| Your goal |
Make an exact copy of the listing below.

| The input |
-- BEGIN --

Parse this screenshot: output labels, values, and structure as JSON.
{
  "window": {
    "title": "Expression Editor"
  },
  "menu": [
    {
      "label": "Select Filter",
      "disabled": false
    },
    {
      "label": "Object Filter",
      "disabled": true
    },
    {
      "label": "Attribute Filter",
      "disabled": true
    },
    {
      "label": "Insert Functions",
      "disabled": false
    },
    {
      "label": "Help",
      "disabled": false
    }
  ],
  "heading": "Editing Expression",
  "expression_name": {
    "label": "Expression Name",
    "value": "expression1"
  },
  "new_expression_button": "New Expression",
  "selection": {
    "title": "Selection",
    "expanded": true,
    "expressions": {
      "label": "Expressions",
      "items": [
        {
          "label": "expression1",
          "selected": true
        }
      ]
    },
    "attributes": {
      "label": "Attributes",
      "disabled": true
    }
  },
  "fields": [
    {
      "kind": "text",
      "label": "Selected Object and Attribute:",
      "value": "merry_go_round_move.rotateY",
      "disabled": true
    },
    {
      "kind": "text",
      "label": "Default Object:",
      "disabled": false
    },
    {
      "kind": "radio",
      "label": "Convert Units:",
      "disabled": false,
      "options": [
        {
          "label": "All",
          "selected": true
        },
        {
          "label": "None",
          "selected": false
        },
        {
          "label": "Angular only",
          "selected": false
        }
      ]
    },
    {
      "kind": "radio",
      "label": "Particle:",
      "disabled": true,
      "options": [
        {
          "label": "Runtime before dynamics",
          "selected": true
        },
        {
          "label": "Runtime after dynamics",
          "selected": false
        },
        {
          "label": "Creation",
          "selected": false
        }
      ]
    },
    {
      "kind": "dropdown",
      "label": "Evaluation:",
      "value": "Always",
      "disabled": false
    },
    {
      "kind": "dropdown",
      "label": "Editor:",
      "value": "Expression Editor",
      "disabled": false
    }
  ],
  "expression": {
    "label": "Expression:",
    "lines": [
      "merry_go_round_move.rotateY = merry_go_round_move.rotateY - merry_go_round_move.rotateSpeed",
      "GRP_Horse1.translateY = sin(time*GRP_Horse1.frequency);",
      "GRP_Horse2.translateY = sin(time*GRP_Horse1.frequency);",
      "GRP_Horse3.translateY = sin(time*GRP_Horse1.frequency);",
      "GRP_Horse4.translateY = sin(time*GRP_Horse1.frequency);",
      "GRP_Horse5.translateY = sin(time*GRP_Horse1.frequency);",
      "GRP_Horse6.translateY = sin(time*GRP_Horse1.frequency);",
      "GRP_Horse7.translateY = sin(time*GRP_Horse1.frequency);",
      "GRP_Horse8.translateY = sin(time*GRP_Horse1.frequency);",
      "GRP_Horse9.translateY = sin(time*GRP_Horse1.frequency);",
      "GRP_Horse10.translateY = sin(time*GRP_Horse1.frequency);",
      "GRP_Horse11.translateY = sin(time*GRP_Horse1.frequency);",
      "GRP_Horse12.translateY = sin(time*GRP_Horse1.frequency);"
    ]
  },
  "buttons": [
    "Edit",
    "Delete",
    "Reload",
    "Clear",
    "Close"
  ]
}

-- END --

| Answer to this problem |
Parse this screenshot: output labels, values, and structure as JSON.
{
  "window": {
    "title": "Expression Editor"
  },
  "menu": [
    {
      "label": "Select Filter",
      "disabled": false
    },
    {
      "label": "Object Filter",
      "disabled": true
    },
    {
      "label": "Attribute Filter",
      "disabled": true
    },
    {
      "label": "Insert Functions",
      "disabled": false
    },
    {
      "label": "Help",
      "disabled": false
    }
  ],
  "heading": "Editing Expression",
  "expression_name": {
    "label": "Expression Name",
    "value": "expression1"
  },
  "new_expression_button": "New Expression",
  "selection": {
    "title": "Selection",
    "expanded": true,
    "expressions": {
      "label": "Expressions",
      "items": [
        {
          "label": "expression1",
          "selected": true
        }
      ]
    },
    "attributes": {
      "label": "Attributes",
      "disabled": true
    }
  },
  "fields": [
    {
      "kind": "text",
      "label": "Selected Object and Attribute:",
      "value": "merry_go_round_move.rotateY",
      "disabled": true
    },
    {
      "kind": "text",
      "label": "Default Object:",
      "disabled": false
    },
    {
      "kind": "radio",
      "label": "Convert Units:",
      "disabled": false,
      "options": [
        {
          "label": "All",
          "selected": true
        },
        {
          "label": "None",
          "selected": false
        },
        {
          "label": "Angular only",
          "selected": false
        }
      ]
    },
    {
      "kind": "radio",
      "label": "Particle:",
      "disabled": true,
      "options": [
        {
          "label": "Runtime before dynamics",
          "selected": true
        },
        {
          "label": "Runtime after dynamics",
          "selected": false
        },
        {
          "label": "Creation",
          "selected": false
        }
      ]
    },
    {
      "kind": "dropdown",
      "label": "Evaluation:",
      "value": "Always",
      "disabled": false
    },
    {
      "kind": "dropdown",
      "label": "Editor:",
      "value": "Expression Editor",
      "disabled": false
    }
  ],
  "expression": {
    "label": "Expression:",
    "lines": [
      "merry_go_round_move.rotateY = merry_go_round_move.rotateY - merry_go_round_move.rotateSpeed",
      "GRP_Horse1.translateY = sin(time*GRP_Horse1.frequency);",
      "GRP_Horse2.translateY = sin(time*GRP_Horse1.frequency);",
      "GRP_Horse3.translateY = sin(time*GRP_Horse1.frequency);",
      "GRP_Horse4.translateY = sin(time*GRP_Horse1.frequency);",
      "GRP_Horse5.translateY = sin(time*GRP_Horse1.frequency);",
      "GRP_Horse6.translateY = sin(time*GRP_Horse1.frequency);",
      "GRP_Horse7.translateY = sin(time*GRP_Horse1.frequency);",
      "GRP_Horse8.translateY = sin(time*GRP_Horse1.frequency);",
      "GRP_Horse9.translateY = sin(time*GRP_Horse1.frequency);",
      "GRP_Horse10.translateY = sin(time*GRP_Horse1.frequency);",
      "GRP_Horse11.translateY = sin(time*GRP_Horse1.frequency);",
      "GRP_Horse12.translateY = sin(time*GRP_Horse1.frequency);"
    ]
  },
  "buttons": [
    "Edit",
    "Delete",
    "Reload",
    "Clear",
    "Close"
  ]
}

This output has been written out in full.